Exercise: Leaving the pictures aside, transcribe every line below exactly.

Collected data:
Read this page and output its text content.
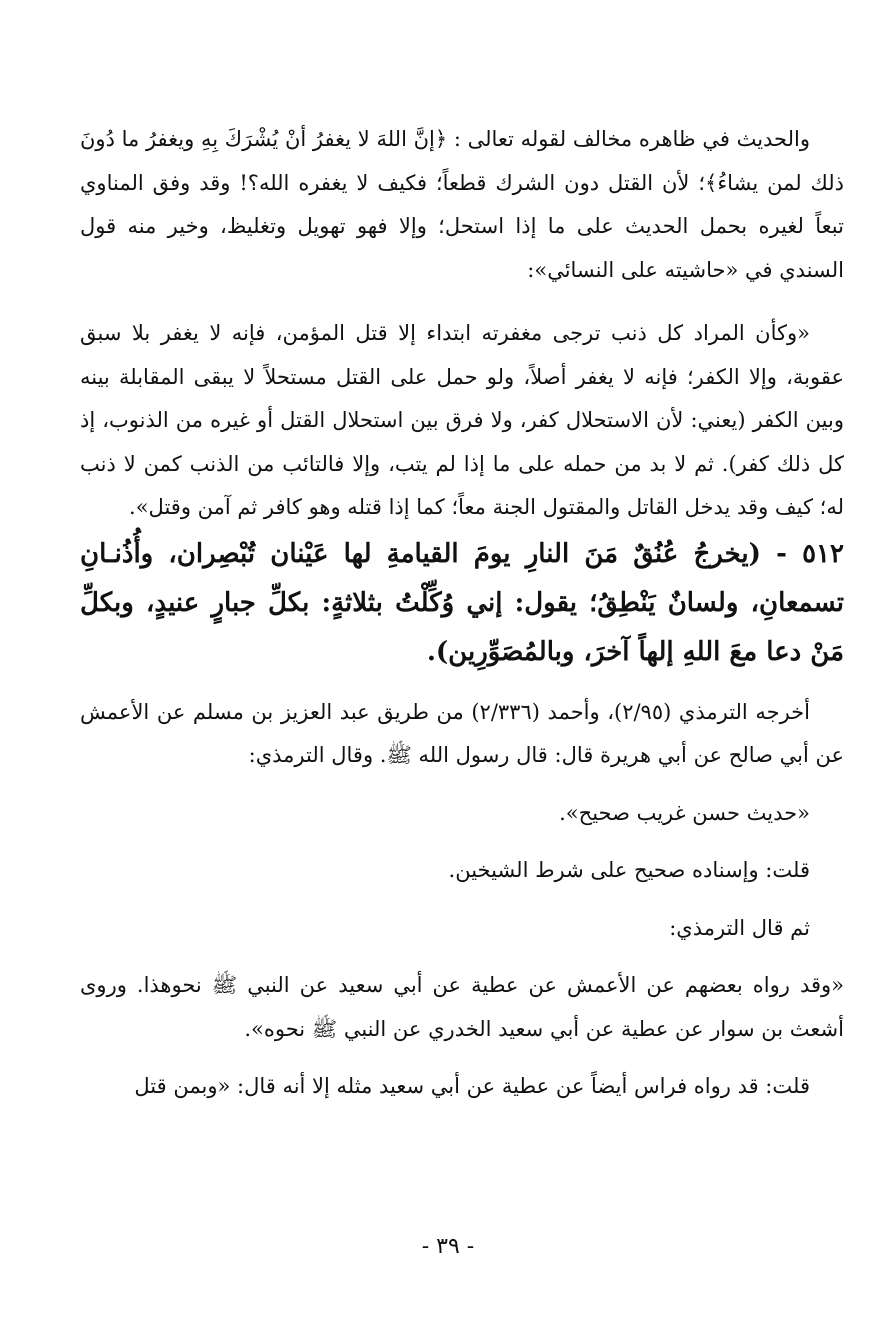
والحديث في ظاهره مخالف لقوله تعالى : ﴿إنَّ اللهَ لا يغفرُ أنْ يُشْرَكَ بِهِ ويغفرُ ما دُونَ ذلك لمن يشاءُ﴾؛ لأن القتل دون الشرك قطعاً؛ فكيف لا يغفره الله؟! وقد وفق المناوي تبعاً لغيره بحمل الحديث على ما إذا استحل؛ وإلا فهو تهويل وتغليظ، وخير منه قول السندي في «حاشيته على النسائي»:

«وكأن المراد كل ذنب ترجى مغفرته ابتداء إلا قتل المؤمن، فإنه لا يغفر بلا سبق عقوبة، وإلا الكفر؛ فإنه لا يغفر أصلاً، ولو حمل على القتل مستحلاً لا يبقى المقابلة بينه وبين الكفر (يعني: لأن الاستحلال كفر، ولا فرق بين استحلال القتل أو غيره من الذنوب، إذ كل ذلك كفر). ثم لا بد من حمله على ما إذا لم يتب، وإلا فالتائب من الذنب كمن لا ذنب له؛ كيف وقد يدخل القاتل والمقتول الجنة معاً؛ كما إذا قتله وهو كافر ثم آمن وقتل».

٥١٢ - (يخرجُ عُنُقٌ مَنَ النارِ يومَ القيامةِ لها عَيْنان تُبْصِران، وأُذُنـانِ تسمعانِ، ولسانٌ يَنْطِقُ؛ يقول: إني وُكِّلْتُ بثلاثةٍ: بكلِّ جبارٍ عنيدٍ، وبكلِّ مَنْ دعا معَ اللهِ إلهاً آخرَ، وبالمُصَوِّرِين).

أخرجه الترمذي (٢/٩٥)، وأحمد (٢/٣٣٦) من طريق عبد العزيز بن مسلم عن الأعمش عن أبي صالح عن أبي هريرة قال: قال رسول الله ﷺ. وقال الترمذي:

«حديث حسن غريب صحيح».

قلت: وإسناده صحيح على شرط الشيخين.

ثم قال الترمذي:

«وقد رواه بعضهم عن الأعمش عن عطية عن أبي سعيد عن النبي ﷺ نحوهذا. وروى أشعث بن سوار عن عطية عن أبي سعيد الخدري عن النبي ﷺ نحوه».

قلت: قد رواه فراس أيضاً عن عطية عن أبي سعيد مثله إلا أنه قال: «وبمن قتل

- ٣٩ -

Solution to this exercise:
Read this page and output its text content.
والحديث في ظاهره مخالف لقوله تعالى : ﴿إنَّ اللهَ لا يغفرُ أنْ يُشْرَكَ بِهِ ويغفرُ ما دُونَ ذلك لمن يشاءُ﴾؛ لأن القتل دون الشرك قطعاً؛ فكيف لا يغفره الله؟! وقد وفق المناوي تبعاً لغيره بحمل الحديث على ما إذا استحل؛ وإلا فهو تهويل وتغليظ، وخير منه قول السندي في «حاشيته على النسائي»:

«وكأن المراد كل ذنب ترجى مغفرته ابتداء إلا قتل المؤمن، فإنه لا يغفر بلا سبق عقوبة، وإلا الكفر؛ فإنه لا يغفر أصلاً، ولو حمل على القتل مستحلاً لا يبقى المقابلة بينه وبين الكفر (يعني: لأن الاستحلال كفر، ولا فرق بين استحلال القتل أو غيره من الذنوب، إذ كل ذلك كفر). ثم لا بد من حمله على ما إذا لم يتب، وإلا فالتائب من الذنب كمن لا ذنب له؛ كيف وقد يدخل القاتل والمقتول الجنة معاً؛ كما إذا قتله وهو كافر ثم آمن وقتل».

٥١٢ - (يخرجُ عُنُقٌ مَنَ النارِ يومَ القيامةِ لها عَيْنان تُبْصِران، وأُذُنـانِ تسمعانِ، ولسانٌ يَنْطِقُ؛ يقول: إني وُكِّلْتُ بثلاثةٍ: بكلِّ جبارٍ عنيدٍ، وبكلِّ مَنْ دعا معَ اللهِ إلهاً آخرَ، وبالمُصَوِّرِين).

أخرجه الترمذي (٢/٩٥)، وأحمد (٢/٣٣٦) من طريق عبد العزيز بن مسلم عن الأعمش عن أبي صالح عن أبي هريرة قال: قال رسول الله ﷺ. وقال الترمذي:

«حديث حسن غريب صحيح».

قلت: وإسناده صحيح على شرط الشيخين.

ثم قال الترمذي:

«وقد رواه بعضهم عن الأعمش عن عطية عن أبي سعيد عن النبي ﷺ نحوهذا. وروى أشعث بن سوار عن عطية عن أبي سعيد الخدري عن النبي ﷺ نحوه».

قلت: قد رواه فراس أيضاً عن عطية عن أبي سعيد مثله إلا أنه قال: «وبمن قتل

- ٣٩ -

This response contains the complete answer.